# Given task:
Every line that contains the word "HACH" should be copied out.

# Entries shown:
_ _ _ _ _

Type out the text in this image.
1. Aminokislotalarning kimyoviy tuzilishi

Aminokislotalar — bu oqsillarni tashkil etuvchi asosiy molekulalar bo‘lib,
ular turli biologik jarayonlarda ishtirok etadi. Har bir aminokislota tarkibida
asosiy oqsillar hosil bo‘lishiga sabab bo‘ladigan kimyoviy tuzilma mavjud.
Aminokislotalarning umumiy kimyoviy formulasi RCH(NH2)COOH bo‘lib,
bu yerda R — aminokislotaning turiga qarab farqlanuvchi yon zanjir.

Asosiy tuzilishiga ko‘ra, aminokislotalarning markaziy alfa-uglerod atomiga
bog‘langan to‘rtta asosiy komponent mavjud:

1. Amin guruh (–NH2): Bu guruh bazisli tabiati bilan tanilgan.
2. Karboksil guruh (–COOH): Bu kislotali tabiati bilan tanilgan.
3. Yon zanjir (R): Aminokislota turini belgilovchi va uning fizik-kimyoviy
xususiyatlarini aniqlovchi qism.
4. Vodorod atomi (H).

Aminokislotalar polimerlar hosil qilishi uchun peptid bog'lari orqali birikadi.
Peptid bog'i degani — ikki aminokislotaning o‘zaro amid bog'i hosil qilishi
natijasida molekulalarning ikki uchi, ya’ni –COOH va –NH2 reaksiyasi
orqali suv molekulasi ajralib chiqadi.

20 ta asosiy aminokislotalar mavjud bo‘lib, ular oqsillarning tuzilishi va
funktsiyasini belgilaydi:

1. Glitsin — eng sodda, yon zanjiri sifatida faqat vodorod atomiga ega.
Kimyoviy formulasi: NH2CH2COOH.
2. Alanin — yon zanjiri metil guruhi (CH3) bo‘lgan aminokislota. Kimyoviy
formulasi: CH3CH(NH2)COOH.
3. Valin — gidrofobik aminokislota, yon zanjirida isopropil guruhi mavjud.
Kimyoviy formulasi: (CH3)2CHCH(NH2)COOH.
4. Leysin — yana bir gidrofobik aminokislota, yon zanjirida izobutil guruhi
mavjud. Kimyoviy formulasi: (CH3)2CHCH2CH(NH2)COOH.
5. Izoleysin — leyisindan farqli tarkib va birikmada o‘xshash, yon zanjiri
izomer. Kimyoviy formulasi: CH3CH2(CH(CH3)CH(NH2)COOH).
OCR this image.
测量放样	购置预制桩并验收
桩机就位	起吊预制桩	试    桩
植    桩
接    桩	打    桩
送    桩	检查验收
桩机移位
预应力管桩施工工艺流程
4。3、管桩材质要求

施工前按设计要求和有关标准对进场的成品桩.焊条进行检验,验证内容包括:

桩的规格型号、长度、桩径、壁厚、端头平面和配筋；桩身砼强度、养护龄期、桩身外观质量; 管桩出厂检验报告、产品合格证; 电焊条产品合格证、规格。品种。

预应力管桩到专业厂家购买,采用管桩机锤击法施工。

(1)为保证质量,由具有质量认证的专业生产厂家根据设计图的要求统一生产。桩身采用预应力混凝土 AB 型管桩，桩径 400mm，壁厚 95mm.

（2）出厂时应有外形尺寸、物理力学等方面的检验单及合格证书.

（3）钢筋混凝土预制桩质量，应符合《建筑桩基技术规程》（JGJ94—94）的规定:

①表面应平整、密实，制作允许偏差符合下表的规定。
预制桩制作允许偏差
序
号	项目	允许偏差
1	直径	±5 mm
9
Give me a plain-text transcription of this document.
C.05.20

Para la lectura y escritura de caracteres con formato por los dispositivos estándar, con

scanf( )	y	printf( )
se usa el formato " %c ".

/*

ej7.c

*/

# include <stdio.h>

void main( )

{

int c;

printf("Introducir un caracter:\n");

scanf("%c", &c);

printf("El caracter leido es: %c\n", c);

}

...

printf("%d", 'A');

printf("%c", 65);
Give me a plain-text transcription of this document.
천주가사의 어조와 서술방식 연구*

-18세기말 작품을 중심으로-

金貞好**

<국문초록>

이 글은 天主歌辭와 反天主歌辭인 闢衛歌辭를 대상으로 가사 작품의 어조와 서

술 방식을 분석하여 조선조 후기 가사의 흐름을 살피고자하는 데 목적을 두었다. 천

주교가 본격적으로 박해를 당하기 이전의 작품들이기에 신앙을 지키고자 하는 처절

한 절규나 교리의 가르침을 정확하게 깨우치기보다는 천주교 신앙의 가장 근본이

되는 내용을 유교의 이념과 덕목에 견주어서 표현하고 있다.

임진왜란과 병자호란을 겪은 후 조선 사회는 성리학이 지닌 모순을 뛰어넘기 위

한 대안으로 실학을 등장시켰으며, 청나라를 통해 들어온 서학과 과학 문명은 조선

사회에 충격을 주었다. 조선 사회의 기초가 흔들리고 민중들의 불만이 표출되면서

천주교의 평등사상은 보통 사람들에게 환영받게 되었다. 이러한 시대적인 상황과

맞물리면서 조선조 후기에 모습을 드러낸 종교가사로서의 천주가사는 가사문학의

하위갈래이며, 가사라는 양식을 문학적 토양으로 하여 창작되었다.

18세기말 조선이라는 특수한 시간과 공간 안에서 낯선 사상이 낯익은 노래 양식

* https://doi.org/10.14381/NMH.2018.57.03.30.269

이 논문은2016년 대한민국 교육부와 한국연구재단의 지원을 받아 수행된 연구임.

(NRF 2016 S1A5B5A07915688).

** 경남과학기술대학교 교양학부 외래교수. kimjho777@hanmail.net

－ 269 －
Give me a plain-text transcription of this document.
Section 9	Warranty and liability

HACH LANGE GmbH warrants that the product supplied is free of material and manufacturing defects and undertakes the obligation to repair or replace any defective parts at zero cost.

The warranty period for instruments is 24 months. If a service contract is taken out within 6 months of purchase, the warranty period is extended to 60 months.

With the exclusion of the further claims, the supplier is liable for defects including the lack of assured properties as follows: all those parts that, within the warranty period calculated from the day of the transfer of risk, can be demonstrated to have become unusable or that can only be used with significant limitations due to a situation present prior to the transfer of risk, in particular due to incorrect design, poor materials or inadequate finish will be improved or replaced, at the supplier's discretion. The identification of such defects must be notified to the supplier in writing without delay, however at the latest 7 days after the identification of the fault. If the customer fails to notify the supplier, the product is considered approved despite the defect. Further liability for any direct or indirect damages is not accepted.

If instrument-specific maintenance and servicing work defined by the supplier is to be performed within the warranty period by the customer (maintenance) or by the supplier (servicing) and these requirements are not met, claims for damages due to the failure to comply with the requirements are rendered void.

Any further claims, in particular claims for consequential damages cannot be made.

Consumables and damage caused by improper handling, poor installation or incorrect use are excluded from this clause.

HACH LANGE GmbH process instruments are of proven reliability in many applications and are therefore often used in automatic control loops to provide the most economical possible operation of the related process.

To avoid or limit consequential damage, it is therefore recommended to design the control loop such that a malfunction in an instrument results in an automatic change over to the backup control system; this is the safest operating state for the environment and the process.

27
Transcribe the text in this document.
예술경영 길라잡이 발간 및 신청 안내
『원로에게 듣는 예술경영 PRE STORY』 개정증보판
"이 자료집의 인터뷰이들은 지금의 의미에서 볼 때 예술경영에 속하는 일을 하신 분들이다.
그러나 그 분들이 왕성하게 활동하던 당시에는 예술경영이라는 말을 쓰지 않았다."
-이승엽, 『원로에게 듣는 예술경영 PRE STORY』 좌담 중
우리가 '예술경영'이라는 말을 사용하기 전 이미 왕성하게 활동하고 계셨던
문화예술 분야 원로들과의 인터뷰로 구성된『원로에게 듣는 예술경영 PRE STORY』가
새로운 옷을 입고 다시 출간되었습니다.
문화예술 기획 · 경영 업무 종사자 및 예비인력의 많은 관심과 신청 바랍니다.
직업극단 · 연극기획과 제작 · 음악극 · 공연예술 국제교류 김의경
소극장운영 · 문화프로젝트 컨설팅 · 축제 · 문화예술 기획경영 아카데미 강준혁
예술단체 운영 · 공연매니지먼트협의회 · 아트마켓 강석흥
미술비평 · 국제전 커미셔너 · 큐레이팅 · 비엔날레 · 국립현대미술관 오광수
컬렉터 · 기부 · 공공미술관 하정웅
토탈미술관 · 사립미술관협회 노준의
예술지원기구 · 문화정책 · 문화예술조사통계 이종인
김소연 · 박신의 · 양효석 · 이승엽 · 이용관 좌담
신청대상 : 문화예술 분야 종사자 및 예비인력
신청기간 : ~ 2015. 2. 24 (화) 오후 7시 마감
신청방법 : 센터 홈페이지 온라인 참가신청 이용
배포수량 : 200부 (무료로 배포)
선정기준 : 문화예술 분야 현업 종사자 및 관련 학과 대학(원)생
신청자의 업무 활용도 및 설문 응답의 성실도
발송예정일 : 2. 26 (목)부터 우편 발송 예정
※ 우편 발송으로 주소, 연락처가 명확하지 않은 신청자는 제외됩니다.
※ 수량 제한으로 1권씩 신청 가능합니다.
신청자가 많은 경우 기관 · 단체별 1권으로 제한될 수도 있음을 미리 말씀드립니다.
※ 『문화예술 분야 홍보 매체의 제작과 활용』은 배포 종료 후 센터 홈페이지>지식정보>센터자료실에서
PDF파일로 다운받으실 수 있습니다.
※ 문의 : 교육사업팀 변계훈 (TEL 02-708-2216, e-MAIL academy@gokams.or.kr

_ _ _ _ _

# Final result:
HACH LANGE GmbH warrants that the product supplied is free of material and manufacturing defects and undertakes the obligation to repair or replace any defective parts at zero cost.
HACH LANGE GmbH process instruments are of proven reliability in many applications and are therefore often used in automatic control loops to provide the most economical possible operation of the related process.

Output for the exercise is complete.